[Raw data]
-*-*-

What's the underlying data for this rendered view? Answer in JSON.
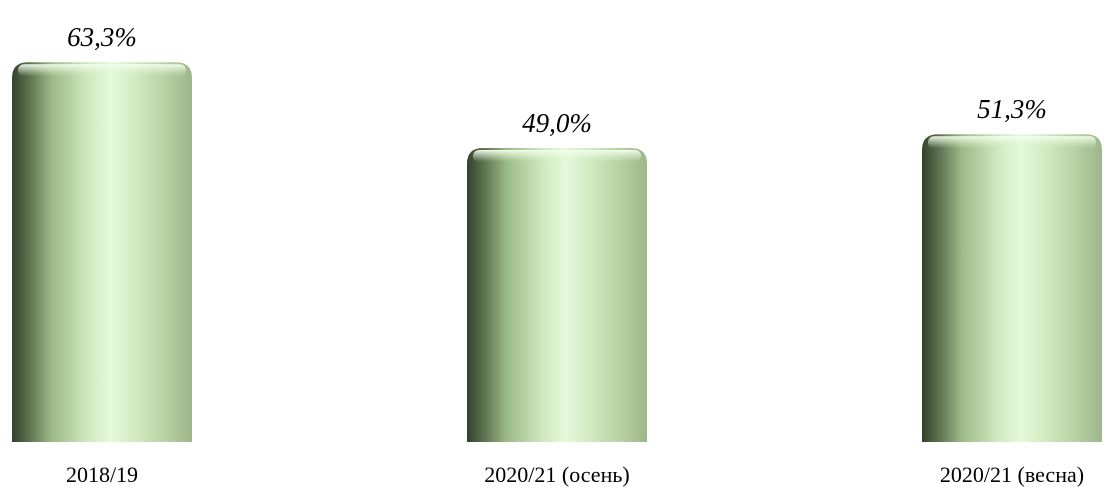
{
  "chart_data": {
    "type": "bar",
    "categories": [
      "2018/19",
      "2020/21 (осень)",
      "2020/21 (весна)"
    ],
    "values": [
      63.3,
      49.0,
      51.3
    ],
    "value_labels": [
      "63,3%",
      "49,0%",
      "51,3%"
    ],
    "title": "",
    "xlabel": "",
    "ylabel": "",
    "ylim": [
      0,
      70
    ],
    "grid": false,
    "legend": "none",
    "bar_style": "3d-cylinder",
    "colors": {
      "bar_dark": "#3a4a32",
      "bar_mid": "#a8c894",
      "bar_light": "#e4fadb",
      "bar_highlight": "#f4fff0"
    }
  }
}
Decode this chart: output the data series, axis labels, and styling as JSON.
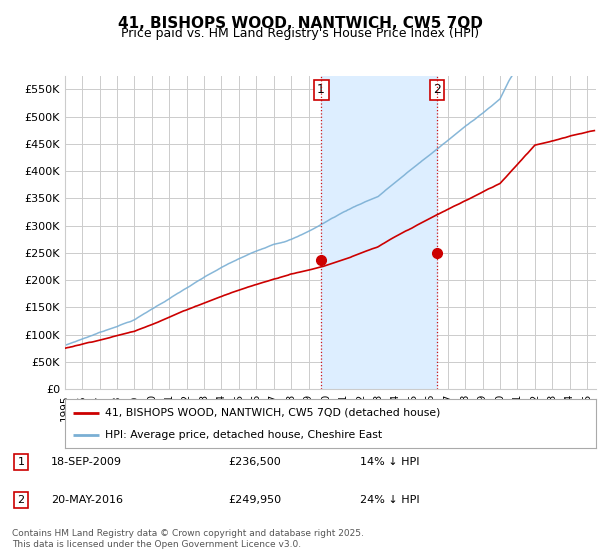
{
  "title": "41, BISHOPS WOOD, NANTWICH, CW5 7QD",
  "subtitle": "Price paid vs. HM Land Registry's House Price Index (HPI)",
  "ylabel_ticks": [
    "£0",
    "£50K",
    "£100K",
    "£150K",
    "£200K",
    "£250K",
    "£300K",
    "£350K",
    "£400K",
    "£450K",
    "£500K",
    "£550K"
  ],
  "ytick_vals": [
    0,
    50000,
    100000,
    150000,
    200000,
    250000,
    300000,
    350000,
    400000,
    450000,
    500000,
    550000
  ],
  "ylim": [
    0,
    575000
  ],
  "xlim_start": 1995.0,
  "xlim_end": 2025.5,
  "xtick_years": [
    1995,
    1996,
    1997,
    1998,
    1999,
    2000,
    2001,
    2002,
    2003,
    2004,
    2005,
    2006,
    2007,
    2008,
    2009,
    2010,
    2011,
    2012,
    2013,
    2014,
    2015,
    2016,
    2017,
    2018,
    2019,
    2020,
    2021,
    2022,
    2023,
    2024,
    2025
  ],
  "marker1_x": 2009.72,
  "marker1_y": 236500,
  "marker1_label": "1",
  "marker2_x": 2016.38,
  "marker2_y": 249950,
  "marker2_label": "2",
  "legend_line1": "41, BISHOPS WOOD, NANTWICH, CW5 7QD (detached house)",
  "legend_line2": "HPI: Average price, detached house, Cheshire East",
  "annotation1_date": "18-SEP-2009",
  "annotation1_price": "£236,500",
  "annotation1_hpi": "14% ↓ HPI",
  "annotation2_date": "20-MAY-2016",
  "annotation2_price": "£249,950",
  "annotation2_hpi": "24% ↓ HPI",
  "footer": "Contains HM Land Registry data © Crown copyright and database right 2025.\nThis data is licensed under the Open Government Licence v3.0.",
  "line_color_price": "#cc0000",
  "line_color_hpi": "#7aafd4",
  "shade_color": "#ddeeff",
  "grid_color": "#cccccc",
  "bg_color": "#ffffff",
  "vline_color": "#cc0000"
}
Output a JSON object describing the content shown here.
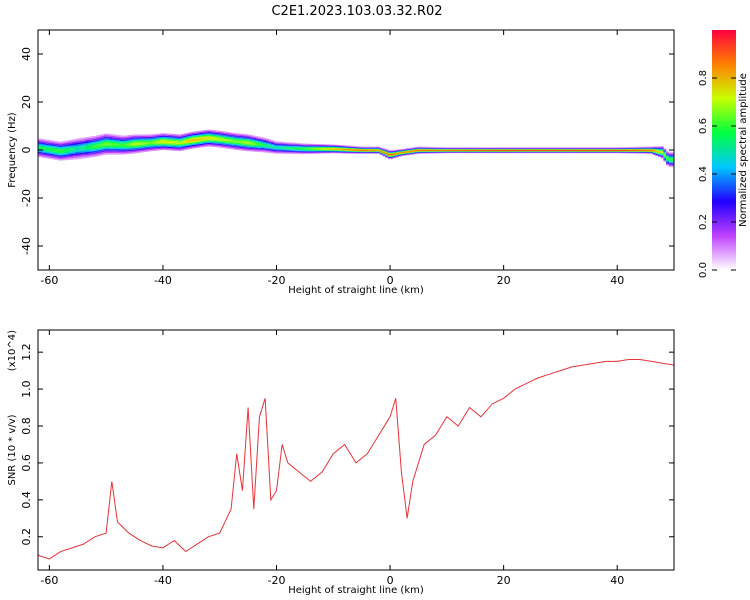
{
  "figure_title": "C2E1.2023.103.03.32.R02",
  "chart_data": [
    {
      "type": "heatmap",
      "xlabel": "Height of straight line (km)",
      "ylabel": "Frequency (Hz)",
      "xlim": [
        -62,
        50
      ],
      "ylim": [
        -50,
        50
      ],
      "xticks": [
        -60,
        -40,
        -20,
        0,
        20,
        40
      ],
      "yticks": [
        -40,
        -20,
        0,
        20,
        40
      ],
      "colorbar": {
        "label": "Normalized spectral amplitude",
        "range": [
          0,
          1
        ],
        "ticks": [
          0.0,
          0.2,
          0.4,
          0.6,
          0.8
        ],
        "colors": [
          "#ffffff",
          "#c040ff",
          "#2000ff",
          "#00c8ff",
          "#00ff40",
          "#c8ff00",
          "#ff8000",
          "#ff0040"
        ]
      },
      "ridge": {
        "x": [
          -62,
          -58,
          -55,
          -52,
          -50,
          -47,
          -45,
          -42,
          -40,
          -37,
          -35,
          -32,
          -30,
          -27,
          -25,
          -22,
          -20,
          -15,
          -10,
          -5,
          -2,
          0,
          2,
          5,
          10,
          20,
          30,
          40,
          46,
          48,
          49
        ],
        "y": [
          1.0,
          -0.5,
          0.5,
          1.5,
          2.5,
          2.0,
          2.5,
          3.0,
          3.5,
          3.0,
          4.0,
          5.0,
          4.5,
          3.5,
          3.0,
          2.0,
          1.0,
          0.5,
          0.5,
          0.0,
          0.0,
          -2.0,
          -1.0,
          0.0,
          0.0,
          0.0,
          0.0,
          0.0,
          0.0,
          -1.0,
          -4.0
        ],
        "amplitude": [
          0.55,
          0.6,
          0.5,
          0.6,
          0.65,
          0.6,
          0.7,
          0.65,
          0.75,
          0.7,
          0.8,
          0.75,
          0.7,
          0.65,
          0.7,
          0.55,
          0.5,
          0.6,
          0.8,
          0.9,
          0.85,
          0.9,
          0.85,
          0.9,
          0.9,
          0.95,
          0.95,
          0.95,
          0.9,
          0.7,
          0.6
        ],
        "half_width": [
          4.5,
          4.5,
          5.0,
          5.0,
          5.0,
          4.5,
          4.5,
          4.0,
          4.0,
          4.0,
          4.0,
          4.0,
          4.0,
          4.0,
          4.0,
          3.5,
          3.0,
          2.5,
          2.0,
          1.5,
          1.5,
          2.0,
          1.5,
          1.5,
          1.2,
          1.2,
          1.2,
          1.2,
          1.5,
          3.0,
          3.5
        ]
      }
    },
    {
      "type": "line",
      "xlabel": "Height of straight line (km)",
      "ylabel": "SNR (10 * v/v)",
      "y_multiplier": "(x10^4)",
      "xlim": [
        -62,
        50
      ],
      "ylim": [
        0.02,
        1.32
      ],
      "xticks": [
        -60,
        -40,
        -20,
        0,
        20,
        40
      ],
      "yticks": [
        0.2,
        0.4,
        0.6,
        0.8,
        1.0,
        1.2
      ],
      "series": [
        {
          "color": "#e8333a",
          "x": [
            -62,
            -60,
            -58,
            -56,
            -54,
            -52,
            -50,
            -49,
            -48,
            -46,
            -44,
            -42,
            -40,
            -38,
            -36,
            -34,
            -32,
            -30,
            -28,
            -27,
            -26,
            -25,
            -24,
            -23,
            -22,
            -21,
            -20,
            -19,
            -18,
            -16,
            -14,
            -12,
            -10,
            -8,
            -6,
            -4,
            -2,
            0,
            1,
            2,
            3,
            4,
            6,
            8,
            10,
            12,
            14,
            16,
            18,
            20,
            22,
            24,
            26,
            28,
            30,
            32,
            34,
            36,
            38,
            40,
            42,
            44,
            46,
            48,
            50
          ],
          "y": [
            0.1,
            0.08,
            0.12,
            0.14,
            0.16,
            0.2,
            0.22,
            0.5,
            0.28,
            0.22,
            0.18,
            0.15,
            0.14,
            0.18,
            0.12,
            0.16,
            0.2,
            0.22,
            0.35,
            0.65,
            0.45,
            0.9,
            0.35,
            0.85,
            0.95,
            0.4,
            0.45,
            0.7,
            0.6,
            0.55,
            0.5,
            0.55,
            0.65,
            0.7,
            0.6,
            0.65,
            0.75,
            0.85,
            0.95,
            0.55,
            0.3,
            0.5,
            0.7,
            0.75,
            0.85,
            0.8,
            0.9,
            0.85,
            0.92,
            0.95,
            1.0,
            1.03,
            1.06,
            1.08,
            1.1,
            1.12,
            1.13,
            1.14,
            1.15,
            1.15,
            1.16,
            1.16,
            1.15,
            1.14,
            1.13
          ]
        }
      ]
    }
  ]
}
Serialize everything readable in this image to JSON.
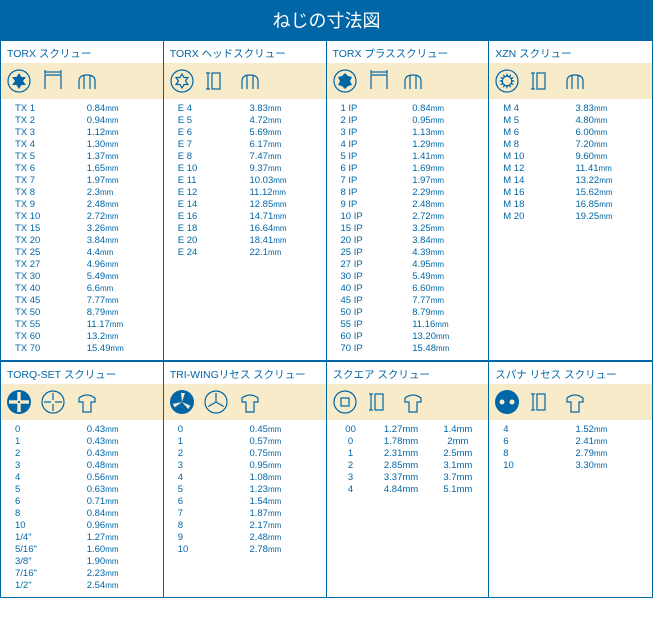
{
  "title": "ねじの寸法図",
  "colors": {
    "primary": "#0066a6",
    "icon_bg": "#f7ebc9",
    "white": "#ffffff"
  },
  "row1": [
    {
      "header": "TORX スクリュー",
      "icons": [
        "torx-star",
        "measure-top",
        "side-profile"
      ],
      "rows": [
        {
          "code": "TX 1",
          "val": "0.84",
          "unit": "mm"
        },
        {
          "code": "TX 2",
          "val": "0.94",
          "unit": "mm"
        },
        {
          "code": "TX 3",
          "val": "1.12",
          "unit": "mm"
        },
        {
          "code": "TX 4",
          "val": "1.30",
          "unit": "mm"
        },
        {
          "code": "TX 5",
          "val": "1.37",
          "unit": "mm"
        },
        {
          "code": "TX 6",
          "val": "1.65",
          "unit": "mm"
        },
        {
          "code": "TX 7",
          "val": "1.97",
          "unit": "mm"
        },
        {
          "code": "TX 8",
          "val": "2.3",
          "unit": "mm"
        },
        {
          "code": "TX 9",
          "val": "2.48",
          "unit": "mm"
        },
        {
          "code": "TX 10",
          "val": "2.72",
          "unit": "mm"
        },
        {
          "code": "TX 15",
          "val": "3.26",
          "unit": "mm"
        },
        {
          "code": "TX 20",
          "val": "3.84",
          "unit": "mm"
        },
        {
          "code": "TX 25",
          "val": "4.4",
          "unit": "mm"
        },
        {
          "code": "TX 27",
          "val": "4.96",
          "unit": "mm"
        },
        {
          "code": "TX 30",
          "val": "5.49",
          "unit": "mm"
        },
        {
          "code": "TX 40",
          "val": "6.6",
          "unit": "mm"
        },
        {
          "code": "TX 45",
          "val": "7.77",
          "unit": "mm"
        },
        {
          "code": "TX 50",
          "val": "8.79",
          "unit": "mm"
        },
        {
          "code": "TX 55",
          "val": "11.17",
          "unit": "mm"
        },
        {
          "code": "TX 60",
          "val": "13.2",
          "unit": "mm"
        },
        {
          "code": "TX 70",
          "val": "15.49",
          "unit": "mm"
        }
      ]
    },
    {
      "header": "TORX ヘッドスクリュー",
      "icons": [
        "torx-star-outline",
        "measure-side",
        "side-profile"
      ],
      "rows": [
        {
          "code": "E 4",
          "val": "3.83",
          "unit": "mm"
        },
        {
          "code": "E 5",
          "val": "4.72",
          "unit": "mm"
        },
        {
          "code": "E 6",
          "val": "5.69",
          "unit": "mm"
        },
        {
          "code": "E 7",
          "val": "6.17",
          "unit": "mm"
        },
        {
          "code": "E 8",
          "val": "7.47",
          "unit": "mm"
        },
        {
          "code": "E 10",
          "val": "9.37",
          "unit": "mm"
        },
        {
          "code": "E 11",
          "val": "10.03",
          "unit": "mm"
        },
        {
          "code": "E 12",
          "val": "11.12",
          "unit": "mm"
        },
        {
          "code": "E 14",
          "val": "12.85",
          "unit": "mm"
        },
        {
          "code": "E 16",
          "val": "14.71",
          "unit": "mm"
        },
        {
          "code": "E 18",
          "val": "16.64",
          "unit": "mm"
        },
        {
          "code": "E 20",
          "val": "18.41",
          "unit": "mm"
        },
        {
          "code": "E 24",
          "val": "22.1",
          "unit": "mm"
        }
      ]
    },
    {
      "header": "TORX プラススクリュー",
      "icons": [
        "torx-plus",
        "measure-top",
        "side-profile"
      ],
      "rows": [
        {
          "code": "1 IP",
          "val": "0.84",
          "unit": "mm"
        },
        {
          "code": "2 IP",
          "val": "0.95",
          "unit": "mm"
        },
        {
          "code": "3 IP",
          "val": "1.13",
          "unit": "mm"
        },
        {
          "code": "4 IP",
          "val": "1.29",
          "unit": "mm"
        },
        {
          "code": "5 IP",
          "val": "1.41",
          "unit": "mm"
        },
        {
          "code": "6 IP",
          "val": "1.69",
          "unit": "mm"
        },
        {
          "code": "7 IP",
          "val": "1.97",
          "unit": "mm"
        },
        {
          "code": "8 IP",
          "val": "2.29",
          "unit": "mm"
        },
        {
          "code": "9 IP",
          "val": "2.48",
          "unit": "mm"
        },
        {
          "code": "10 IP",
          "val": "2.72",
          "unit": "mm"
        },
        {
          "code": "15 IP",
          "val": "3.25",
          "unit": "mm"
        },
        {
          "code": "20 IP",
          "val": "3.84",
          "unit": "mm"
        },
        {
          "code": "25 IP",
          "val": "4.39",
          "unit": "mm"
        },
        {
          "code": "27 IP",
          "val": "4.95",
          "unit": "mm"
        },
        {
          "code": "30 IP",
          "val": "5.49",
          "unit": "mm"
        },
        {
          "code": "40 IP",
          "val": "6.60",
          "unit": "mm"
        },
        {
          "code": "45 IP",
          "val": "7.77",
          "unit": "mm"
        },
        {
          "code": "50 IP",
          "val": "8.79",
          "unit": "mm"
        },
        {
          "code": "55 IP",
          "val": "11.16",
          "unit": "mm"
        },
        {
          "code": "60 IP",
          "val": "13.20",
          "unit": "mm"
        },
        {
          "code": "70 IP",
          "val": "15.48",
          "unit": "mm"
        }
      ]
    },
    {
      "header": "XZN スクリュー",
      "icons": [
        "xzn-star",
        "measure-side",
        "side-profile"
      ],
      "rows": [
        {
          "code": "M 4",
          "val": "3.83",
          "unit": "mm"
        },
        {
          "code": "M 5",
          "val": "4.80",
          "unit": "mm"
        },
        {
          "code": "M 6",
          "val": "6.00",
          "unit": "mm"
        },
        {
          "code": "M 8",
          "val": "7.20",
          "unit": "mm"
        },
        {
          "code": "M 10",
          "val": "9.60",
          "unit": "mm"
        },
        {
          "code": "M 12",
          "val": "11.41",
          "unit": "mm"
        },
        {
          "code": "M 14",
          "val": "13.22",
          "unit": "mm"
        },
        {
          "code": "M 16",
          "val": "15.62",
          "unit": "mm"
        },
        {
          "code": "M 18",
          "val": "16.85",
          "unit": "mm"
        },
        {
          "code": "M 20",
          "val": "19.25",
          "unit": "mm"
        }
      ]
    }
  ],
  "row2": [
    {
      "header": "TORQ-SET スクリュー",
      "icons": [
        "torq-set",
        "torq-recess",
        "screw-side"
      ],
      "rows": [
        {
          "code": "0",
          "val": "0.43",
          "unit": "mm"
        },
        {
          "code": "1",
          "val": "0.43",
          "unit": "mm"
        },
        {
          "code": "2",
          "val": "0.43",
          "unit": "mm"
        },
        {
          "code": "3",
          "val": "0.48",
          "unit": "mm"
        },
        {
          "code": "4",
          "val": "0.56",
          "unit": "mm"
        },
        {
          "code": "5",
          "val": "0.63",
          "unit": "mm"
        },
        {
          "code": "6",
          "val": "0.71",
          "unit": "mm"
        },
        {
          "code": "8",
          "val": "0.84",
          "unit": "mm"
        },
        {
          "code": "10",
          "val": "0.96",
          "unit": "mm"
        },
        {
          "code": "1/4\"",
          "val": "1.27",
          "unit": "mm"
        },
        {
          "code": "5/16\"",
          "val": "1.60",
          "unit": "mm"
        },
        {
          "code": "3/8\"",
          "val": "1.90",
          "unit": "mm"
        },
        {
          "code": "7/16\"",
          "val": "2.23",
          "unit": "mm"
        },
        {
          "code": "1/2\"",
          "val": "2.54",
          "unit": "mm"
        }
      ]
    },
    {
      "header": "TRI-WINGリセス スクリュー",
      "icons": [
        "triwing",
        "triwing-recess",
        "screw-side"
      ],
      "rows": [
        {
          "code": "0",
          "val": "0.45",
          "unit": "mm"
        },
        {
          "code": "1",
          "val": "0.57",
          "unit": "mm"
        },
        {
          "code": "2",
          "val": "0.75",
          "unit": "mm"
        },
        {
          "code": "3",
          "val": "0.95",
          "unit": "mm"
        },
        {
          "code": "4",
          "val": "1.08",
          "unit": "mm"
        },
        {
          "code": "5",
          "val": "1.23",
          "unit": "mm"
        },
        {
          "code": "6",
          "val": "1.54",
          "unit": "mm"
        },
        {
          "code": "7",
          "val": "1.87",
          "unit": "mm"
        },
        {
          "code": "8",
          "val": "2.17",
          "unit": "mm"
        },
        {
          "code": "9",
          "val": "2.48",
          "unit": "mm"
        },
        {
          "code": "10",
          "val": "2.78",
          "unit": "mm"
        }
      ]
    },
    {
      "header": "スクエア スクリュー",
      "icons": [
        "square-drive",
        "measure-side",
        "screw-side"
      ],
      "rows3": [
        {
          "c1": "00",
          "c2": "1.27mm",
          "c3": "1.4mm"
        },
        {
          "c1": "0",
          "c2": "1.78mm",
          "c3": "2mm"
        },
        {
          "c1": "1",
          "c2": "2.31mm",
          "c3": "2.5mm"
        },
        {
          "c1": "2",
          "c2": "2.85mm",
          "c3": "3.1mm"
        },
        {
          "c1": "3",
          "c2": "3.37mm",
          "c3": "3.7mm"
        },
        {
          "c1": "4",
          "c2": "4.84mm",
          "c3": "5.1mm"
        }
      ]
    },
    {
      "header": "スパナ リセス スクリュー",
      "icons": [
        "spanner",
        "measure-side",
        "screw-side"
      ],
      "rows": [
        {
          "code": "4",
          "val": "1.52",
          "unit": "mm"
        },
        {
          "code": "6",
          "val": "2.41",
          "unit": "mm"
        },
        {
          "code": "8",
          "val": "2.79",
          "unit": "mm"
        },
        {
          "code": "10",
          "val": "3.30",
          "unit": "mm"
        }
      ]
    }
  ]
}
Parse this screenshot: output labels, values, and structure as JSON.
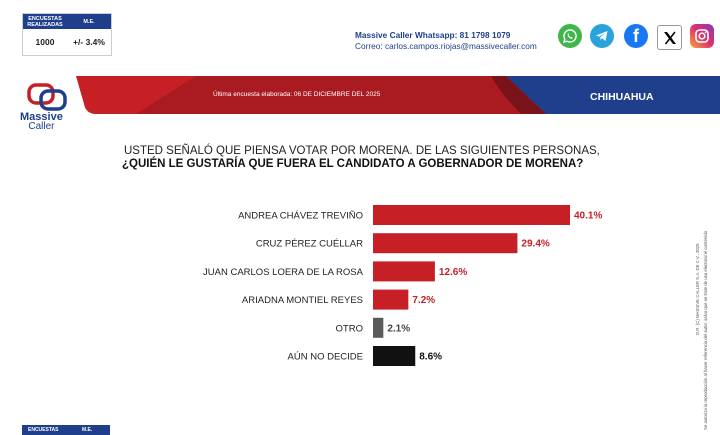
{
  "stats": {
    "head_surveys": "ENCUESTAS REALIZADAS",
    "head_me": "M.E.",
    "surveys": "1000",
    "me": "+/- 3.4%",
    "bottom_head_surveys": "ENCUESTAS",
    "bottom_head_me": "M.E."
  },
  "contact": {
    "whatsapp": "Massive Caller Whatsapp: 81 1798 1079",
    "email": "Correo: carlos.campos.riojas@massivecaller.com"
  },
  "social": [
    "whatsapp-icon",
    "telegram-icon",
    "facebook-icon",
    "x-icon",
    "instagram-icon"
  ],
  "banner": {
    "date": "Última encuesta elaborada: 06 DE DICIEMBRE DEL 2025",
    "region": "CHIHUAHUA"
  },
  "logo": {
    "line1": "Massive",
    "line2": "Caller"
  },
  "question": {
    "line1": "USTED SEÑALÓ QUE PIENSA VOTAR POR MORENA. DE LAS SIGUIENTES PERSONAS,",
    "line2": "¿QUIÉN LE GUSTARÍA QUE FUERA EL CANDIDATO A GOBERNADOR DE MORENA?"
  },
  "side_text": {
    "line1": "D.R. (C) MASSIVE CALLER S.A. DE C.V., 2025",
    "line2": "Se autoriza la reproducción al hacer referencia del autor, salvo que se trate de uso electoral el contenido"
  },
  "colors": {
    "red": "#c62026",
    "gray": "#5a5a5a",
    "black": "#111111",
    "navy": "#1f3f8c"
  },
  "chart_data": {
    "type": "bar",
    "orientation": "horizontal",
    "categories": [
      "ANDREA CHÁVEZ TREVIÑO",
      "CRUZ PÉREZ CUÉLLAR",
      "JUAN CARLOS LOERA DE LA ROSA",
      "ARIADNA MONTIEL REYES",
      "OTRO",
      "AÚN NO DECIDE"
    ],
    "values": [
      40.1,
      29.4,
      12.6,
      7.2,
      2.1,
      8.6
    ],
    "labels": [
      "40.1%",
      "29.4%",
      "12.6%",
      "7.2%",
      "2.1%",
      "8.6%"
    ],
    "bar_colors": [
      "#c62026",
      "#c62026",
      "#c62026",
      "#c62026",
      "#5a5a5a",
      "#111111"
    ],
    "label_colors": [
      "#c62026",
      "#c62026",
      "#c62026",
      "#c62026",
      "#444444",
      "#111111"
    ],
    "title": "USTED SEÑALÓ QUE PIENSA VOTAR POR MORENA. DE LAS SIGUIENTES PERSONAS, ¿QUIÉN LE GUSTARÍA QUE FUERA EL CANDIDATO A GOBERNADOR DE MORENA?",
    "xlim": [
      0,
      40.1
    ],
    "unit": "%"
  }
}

-*-*-

[Problem details] Take every line from the records above that has the word "ENCUESTAS" and copy it.

[Full answer]
    "head_surveys": "ENCUESTAS REALIZADAS",
    "bottom_head_surveys": "ENCUESTAS",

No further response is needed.